◆ Provided data:
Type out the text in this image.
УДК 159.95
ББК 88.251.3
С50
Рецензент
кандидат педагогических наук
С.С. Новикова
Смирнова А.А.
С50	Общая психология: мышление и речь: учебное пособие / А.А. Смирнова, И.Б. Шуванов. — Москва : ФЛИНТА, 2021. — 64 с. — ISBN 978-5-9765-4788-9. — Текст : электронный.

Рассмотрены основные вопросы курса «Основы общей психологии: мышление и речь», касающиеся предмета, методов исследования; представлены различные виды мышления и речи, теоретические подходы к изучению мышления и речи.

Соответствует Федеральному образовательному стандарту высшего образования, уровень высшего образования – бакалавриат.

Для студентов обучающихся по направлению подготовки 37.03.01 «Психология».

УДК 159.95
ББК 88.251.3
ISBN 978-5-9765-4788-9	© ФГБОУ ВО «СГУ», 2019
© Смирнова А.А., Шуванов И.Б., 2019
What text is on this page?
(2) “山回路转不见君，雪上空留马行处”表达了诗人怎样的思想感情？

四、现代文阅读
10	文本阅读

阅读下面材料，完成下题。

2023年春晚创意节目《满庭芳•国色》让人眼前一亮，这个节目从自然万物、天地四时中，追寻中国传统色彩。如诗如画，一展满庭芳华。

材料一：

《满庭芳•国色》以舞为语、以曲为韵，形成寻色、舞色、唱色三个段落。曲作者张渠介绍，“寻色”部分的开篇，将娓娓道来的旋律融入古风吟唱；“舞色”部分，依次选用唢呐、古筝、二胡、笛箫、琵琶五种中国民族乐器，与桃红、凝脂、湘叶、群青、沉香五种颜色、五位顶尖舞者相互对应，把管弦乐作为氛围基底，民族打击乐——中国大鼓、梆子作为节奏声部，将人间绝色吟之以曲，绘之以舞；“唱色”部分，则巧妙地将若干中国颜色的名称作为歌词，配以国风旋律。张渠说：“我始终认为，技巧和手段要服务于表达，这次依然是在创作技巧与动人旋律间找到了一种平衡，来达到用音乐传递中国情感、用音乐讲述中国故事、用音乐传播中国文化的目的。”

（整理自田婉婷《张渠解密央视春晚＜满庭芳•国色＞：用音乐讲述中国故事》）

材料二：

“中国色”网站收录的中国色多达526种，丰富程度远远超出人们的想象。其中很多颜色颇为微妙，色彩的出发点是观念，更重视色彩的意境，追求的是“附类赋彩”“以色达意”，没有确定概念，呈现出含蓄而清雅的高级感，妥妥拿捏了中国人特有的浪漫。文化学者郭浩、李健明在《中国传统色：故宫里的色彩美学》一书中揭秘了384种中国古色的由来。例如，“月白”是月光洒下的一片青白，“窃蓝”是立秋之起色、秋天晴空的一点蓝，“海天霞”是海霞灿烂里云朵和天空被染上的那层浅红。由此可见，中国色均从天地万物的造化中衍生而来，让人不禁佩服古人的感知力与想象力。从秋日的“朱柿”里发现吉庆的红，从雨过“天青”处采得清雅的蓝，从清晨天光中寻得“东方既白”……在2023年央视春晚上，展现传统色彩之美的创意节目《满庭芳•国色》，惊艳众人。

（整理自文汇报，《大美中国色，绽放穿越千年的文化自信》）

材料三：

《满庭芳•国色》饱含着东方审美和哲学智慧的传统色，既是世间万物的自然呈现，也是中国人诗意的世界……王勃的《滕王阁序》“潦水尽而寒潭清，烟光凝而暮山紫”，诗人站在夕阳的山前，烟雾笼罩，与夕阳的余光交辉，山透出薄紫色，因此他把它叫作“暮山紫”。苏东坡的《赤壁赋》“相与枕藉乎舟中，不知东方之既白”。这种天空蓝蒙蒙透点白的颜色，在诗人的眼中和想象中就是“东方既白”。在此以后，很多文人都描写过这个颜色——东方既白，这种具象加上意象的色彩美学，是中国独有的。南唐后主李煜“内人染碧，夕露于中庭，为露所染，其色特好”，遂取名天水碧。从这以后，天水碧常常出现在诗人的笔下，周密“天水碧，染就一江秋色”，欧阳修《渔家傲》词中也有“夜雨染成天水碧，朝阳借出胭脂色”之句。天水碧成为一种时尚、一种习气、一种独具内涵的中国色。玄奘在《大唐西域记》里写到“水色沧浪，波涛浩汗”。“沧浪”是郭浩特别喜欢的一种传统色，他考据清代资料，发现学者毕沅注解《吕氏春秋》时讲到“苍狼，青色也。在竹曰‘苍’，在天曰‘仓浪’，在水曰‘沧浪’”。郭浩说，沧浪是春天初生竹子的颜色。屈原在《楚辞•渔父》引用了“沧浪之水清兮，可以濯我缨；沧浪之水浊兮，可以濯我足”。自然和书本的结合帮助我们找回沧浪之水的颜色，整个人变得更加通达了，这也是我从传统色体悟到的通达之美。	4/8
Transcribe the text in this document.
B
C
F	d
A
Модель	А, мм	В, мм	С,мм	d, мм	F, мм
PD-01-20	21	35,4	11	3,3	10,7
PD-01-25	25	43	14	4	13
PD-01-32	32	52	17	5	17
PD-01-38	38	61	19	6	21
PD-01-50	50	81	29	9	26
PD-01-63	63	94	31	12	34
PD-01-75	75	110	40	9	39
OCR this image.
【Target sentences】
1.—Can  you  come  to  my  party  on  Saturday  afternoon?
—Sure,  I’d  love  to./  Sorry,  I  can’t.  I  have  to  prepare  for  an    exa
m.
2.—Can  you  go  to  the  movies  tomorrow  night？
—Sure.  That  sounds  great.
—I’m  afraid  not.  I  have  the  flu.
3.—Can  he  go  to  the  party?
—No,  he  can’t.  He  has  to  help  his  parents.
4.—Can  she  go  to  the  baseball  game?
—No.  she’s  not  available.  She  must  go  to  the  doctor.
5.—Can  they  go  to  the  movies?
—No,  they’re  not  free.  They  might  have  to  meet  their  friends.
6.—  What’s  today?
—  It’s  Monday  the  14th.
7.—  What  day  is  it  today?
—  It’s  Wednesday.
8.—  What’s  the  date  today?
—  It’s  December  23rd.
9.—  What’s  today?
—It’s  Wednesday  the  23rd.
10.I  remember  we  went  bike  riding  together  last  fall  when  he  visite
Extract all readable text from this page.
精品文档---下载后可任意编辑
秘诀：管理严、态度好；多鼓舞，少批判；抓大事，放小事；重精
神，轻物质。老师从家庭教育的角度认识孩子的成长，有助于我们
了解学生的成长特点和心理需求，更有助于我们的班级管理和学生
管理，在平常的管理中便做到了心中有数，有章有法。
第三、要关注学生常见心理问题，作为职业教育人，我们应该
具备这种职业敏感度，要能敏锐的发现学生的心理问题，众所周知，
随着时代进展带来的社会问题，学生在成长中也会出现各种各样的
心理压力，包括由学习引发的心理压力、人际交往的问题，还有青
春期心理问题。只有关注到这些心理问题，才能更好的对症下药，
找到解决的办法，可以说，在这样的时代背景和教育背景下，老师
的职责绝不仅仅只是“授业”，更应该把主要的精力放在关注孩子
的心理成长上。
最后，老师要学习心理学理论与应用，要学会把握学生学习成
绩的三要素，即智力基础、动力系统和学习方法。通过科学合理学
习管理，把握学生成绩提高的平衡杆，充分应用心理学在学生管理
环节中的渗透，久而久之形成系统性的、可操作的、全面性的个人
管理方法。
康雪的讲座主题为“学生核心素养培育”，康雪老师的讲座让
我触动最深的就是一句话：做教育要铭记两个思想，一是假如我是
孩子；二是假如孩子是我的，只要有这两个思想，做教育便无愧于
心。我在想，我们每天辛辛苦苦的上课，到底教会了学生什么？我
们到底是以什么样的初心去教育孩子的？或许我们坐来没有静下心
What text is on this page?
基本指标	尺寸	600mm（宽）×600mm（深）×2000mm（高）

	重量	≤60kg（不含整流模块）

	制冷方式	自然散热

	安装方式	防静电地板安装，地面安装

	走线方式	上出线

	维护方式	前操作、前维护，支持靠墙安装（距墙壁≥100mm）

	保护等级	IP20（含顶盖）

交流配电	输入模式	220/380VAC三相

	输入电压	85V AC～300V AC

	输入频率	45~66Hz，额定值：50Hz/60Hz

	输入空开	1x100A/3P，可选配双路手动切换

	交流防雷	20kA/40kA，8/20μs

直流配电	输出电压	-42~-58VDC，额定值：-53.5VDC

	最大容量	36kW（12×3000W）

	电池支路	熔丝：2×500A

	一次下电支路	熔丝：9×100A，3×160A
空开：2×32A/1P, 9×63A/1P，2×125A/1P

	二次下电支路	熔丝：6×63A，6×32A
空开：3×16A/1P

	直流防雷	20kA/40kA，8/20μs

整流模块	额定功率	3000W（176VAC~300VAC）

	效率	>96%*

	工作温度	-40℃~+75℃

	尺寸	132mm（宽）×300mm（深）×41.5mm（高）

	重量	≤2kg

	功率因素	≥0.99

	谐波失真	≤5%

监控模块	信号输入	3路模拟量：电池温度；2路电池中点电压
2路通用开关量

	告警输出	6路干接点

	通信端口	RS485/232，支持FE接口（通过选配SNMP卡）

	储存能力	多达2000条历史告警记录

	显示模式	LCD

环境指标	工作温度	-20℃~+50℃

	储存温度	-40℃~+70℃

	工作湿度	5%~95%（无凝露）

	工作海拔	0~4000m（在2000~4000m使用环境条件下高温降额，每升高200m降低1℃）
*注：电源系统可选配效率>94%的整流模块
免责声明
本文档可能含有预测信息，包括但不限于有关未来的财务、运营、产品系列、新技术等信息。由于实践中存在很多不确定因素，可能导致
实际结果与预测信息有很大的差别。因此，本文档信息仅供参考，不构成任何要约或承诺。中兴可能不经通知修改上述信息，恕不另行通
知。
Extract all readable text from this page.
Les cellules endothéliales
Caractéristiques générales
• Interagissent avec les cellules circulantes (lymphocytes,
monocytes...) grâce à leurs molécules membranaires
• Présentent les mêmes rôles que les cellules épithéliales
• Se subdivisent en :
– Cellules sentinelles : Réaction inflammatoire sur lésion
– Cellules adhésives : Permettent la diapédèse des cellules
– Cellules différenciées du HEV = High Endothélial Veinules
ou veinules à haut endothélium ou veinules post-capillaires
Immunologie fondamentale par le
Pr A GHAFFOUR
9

◆ Task goal:
Go through the listing above and pull out each line containing the word "мышление".

◆ Solution to the exercise:
С50	Общая психология: мышление и речь: учебное пособие / А.А. Смирнова, И.Б. Шуванов. — Москва : ФЛИНТА, 2021. — 64 с. — ISBN 978-5-9765-4788-9. — Текст : электронный.
Рассмотрены основные вопросы курса «Основы общей психологии: мышление и речь», касающиеся предмета, методов исследования; представлены различные виды мышления и речи, теоретические подходы к изучению мышления и речи.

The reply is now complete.